* START Information shown *

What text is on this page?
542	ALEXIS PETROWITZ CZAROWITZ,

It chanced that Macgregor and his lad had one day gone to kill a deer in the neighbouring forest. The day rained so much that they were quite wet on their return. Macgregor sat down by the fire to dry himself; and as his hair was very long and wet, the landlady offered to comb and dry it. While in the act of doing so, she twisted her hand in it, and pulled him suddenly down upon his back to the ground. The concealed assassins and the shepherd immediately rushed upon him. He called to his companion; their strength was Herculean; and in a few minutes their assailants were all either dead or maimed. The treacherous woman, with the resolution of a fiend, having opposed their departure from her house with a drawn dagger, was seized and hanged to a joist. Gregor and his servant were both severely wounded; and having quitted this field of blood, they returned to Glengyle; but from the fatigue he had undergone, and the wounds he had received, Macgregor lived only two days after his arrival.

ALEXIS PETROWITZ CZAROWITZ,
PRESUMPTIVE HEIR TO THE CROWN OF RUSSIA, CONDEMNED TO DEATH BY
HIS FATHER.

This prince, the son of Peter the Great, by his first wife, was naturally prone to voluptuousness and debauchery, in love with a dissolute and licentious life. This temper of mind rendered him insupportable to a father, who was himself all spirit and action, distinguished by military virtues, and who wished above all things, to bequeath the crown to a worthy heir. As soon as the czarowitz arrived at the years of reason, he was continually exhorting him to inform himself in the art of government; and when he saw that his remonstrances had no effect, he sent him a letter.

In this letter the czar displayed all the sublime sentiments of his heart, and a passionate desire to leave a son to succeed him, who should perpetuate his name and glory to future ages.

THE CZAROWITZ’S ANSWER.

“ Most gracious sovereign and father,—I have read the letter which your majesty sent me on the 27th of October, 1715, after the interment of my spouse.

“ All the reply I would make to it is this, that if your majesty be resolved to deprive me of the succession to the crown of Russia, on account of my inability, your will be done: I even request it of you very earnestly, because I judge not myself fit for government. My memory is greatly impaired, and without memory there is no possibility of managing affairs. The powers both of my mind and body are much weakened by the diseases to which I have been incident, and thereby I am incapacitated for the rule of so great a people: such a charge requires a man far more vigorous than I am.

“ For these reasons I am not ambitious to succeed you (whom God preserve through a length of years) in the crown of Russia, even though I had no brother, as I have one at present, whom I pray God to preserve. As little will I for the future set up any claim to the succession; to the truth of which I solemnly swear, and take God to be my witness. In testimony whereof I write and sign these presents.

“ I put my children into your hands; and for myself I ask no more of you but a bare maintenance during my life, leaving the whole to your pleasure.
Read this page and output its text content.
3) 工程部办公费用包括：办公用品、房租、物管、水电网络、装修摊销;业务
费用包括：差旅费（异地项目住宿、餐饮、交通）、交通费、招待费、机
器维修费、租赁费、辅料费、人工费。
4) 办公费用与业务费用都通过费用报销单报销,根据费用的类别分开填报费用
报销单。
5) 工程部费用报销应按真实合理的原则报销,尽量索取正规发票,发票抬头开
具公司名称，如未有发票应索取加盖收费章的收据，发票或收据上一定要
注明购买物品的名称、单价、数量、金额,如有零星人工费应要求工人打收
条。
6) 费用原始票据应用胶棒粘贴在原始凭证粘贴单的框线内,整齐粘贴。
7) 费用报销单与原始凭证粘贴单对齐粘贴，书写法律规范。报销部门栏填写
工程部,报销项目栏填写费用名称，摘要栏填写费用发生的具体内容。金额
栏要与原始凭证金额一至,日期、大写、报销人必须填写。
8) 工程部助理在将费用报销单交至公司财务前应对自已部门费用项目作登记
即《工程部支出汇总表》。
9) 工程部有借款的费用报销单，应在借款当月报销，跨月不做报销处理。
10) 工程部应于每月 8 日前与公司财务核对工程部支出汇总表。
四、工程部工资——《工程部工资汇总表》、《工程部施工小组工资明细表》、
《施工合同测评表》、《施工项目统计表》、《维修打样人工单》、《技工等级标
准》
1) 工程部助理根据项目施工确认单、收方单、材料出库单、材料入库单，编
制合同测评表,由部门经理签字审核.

* END Information shown *

**Description of the task**
Each line of the material should be echoed exactly.

**Final result**
What text is on this page?
542	ALEXIS PETROWITZ CZAROWITZ,

It chanced that Macgregor and his lad had one day gone to kill a deer in the neighbouring forest. The day rained so much that they were quite wet on their return. Macgregor sat down by the fire to dry himself; and as his hair was very long and wet, the landlady offered to comb and dry it. While in the act of doing so, she twisted her hand in it, and pulled him suddenly down upon his back to the ground. The concealed assassins and the shepherd immediately rushed upon him. He called to his companion; their strength was Herculean; and in a few minutes their assailants were all either dead or maimed. The treacherous woman, with the resolution of a fiend, having opposed their departure from her house with a drawn dagger, was seized and hanged to a joist. Gregor and his servant were both severely wounded; and having quitted this field of blood, they returned to Glengyle; but from the fatigue he had undergone, and the wounds he had received, Macgregor lived only two days after his arrival.

ALEXIS PETROWITZ CZAROWITZ,
PRESUMPTIVE HEIR TO THE CROWN OF RUSSIA, CONDEMNED TO DEATH BY
HIS FATHER.

This prince, the son of Peter the Great, by his first wife, was naturally prone to voluptuousness and debauchery, in love with a dissolute and licentious life. This temper of mind rendered him insupportable to a father, who was himself all spirit and action, distinguished by military virtues, and who wished above all things, to bequeath the crown to a worthy heir. As soon as the czarowitz arrived at the years of reason, he was continually exhorting him to inform himself in the art of government; and when he saw that his remonstrances had no effect, he sent him a letter.

In this letter the czar displayed all the sublime sentiments of his heart, and a passionate desire to leave a son to succeed him, who should perpetuate his name and glory to future ages.

THE CZAROWITZ’S ANSWER.

“ Most gracious sovereign and father,—I have read the letter which your majesty sent me on the 27th of October, 1715, after the interment of my spouse.

“ All the reply I would make to it is this, that if your majesty be resolved to deprive me of the succession to the crown of Russia, on account of my inability, your will be done: I even request it of you very earnestly, because I judge not myself fit for government. My memory is greatly impaired, and without memory there is no possibility of managing affairs. The powers both of my mind and body are much weakened by the diseases to which I have been incident, and thereby I am incapacitated for the rule of so great a people: such a charge requires a man far more vigorous than I am.

“ For these reasons I am not ambitious to succeed you (whom God preserve through a length of years) in the crown of Russia, even though I had no brother, as I have one at present, whom I pray God to preserve. As little will I for the future set up any claim to the succession; to the truth of which I solemnly swear, and take God to be my witness. In testimony whereof I write and sign these presents.

“ I put my children into your hands; and for myself I ask no more of you but a bare maintenance during my life, leaving the whole to your pleasure.
Read this page and output its text content.
3) 工程部办公费用包括：办公用品、房租、物管、水电网络、装修摊销;业务
费用包括：差旅费（异地项目住宿、餐饮、交通）、交通费、招待费、机
器维修费、租赁费、辅料费、人工费。
4) 办公费用与业务费用都通过费用报销单报销,根据费用的类别分开填报费用
报销单。
5) 工程部费用报销应按真实合理的原则报销,尽量索取正规发票,发票抬头开
具公司名称，如未有发票应索取加盖收费章的收据，发票或收据上一定要
注明购买物品的名称、单价、数量、金额,如有零星人工费应要求工人打收
条。
6) 费用原始票据应用胶棒粘贴在原始凭证粘贴单的框线内,整齐粘贴。
7) 费用报销单与原始凭证粘贴单对齐粘贴，书写法律规范。报销部门栏填写
工程部,报销项目栏填写费用名称，摘要栏填写费用发生的具体内容。金额
栏要与原始凭证金额一至,日期、大写、报销人必须填写。
8) 工程部助理在将费用报销单交至公司财务前应对自已部门费用项目作登记
即《工程部支出汇总表》。
9) 工程部有借款的费用报销单，应在借款当月报销，跨月不做报销处理。
10) 工程部应于每月 8 日前与公司财务核对工程部支出汇总表。
四、工程部工资——《工程部工资汇总表》、《工程部施工小组工资明细表》、
《施工合同测评表》、《施工项目统计表》、《维修打样人工单》、《技工等级标
准》
1) 工程部助理根据项目施工确认单、收方单、材料出库单、材料入库单，编
制合同测评表,由部门经理签字审核.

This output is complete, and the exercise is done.